Stated task
Report all lines holding "name".

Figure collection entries

::::

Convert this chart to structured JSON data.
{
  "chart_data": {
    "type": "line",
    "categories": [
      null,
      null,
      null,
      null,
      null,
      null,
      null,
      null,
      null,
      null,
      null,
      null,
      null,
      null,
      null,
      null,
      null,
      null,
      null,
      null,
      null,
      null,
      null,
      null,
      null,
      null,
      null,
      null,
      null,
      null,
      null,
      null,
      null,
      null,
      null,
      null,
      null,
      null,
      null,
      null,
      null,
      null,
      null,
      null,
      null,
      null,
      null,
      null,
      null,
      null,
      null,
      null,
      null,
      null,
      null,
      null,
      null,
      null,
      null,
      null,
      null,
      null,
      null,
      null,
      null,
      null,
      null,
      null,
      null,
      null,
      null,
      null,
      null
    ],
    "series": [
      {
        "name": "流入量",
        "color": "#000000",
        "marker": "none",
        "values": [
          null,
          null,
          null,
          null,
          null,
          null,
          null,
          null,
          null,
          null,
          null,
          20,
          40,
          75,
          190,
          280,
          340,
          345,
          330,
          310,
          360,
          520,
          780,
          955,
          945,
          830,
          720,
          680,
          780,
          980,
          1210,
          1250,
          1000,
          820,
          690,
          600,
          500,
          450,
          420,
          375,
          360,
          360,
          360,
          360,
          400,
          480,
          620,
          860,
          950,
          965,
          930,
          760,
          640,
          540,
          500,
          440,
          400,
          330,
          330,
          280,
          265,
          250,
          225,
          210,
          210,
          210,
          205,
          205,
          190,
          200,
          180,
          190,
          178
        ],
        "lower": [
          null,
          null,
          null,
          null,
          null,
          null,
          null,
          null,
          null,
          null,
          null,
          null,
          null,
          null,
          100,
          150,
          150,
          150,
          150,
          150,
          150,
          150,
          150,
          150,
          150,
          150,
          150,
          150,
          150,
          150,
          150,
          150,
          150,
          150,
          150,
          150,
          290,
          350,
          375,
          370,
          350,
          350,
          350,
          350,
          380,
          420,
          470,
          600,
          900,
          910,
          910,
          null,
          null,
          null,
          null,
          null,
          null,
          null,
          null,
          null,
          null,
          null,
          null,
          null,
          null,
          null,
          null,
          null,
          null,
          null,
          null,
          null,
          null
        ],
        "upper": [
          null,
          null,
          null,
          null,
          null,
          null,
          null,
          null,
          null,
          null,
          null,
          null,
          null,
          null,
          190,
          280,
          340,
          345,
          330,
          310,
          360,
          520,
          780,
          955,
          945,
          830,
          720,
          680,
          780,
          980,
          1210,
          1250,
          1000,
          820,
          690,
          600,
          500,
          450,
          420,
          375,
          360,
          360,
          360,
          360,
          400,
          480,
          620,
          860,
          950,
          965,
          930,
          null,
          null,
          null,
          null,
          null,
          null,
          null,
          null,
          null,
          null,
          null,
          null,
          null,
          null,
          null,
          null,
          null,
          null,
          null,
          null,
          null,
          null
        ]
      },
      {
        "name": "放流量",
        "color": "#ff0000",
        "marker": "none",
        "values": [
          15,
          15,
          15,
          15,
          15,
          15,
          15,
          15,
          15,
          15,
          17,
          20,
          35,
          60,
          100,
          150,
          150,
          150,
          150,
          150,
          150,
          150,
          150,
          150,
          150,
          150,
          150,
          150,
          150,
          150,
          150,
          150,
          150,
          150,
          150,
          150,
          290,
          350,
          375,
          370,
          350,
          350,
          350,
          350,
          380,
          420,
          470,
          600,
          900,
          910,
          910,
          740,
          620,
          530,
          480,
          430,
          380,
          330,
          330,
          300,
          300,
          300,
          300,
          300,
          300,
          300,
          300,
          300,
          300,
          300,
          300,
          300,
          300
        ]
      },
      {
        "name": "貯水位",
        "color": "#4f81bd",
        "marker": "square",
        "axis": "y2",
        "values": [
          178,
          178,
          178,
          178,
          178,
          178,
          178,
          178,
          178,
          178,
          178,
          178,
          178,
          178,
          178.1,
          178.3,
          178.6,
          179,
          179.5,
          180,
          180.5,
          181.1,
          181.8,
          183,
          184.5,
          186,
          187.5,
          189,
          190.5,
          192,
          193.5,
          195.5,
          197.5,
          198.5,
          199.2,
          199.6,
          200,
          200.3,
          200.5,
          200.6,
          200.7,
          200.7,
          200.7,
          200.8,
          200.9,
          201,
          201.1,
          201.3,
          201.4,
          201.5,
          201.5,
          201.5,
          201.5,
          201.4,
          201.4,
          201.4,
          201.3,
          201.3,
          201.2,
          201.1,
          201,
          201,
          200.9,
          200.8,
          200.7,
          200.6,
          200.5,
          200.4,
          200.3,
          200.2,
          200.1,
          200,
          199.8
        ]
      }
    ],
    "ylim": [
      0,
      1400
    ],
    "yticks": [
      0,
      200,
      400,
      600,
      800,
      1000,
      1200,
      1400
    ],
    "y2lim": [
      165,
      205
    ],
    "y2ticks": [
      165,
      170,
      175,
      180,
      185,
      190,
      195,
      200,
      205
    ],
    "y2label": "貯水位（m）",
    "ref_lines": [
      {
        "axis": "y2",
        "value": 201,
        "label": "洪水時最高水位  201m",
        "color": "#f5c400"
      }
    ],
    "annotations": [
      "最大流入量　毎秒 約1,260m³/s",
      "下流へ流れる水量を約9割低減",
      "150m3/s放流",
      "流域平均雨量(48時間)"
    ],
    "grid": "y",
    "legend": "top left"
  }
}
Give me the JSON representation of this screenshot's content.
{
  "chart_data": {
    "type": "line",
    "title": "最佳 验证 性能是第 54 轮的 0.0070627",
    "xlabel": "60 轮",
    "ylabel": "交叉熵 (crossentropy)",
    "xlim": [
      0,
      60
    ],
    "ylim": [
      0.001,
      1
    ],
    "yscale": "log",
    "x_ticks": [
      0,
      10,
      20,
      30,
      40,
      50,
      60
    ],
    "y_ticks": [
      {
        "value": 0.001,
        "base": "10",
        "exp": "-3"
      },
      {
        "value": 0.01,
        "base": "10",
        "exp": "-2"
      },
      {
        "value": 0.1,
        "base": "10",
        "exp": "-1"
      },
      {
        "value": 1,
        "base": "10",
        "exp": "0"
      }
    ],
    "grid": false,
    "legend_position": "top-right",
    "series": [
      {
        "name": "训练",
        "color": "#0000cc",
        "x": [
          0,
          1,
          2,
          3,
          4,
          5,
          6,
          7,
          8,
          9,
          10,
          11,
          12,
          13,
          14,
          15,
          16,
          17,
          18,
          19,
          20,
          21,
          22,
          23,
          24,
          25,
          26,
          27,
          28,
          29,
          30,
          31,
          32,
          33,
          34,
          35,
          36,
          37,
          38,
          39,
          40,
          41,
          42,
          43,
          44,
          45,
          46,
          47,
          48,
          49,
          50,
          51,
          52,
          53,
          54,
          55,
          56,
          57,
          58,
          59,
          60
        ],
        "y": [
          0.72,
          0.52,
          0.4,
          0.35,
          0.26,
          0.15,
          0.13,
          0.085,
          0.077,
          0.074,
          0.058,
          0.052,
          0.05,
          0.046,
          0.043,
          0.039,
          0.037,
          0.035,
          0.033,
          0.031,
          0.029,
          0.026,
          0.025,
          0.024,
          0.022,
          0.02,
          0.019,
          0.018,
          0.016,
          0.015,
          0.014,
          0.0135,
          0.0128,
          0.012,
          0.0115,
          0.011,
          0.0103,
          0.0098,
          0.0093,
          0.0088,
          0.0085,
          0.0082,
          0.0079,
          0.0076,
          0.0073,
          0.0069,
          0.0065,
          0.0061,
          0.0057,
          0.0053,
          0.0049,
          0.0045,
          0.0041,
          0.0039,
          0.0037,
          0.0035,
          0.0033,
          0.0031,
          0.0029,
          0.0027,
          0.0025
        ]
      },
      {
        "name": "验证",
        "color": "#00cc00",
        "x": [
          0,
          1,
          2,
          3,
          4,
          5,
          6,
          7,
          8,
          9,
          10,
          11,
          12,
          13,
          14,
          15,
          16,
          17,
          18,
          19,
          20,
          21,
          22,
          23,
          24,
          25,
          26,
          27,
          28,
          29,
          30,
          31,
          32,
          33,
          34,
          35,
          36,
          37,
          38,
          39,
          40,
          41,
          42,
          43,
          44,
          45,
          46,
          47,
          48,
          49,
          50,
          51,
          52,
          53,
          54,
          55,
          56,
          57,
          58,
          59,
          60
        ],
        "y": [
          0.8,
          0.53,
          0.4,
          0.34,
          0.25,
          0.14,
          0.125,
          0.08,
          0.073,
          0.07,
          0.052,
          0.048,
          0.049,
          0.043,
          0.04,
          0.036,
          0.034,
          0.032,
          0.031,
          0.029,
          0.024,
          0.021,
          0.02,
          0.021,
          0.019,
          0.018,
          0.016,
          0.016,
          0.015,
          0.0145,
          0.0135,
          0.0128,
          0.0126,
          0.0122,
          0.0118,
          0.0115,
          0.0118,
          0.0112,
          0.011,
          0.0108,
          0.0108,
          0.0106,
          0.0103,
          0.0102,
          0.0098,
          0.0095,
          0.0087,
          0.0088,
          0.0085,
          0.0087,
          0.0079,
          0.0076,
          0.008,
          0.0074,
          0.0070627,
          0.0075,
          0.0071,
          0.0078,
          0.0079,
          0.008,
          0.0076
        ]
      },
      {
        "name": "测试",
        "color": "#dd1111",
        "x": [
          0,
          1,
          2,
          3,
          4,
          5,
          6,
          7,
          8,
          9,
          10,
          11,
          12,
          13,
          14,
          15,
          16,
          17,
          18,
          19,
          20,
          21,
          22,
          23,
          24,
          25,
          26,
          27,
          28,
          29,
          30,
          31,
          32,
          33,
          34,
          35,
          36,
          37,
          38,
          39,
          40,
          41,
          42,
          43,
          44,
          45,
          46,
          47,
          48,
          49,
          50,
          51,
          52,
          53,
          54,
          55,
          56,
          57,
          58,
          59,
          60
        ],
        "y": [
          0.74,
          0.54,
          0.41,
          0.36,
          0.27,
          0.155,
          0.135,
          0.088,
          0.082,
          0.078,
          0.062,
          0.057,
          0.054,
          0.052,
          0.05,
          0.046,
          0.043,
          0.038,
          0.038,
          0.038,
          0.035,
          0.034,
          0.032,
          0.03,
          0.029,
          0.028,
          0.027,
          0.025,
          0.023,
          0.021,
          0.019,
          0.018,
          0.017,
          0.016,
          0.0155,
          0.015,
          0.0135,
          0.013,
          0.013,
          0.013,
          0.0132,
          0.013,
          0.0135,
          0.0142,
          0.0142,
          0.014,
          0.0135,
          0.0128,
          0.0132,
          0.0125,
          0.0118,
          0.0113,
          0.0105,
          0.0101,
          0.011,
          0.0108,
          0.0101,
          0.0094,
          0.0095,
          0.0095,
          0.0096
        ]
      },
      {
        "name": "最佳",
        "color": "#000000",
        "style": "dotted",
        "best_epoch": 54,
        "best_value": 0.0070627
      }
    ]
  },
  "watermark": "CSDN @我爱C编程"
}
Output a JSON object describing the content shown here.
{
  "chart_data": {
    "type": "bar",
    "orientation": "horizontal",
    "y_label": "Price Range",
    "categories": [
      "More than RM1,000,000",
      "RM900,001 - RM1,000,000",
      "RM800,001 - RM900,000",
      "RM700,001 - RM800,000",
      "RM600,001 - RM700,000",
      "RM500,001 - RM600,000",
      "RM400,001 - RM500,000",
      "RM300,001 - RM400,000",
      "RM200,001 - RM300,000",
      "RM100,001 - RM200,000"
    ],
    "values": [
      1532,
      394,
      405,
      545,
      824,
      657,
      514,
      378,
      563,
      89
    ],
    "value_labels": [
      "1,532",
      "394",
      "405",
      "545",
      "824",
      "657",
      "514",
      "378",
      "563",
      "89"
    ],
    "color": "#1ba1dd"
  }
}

::::

Problem solution
        "name": "流入量",
        "name": "放流量",
        "name": "貯水位",
        "name": "训练",
        "name": "验证",
        "name": "测试",
        "name": "最佳",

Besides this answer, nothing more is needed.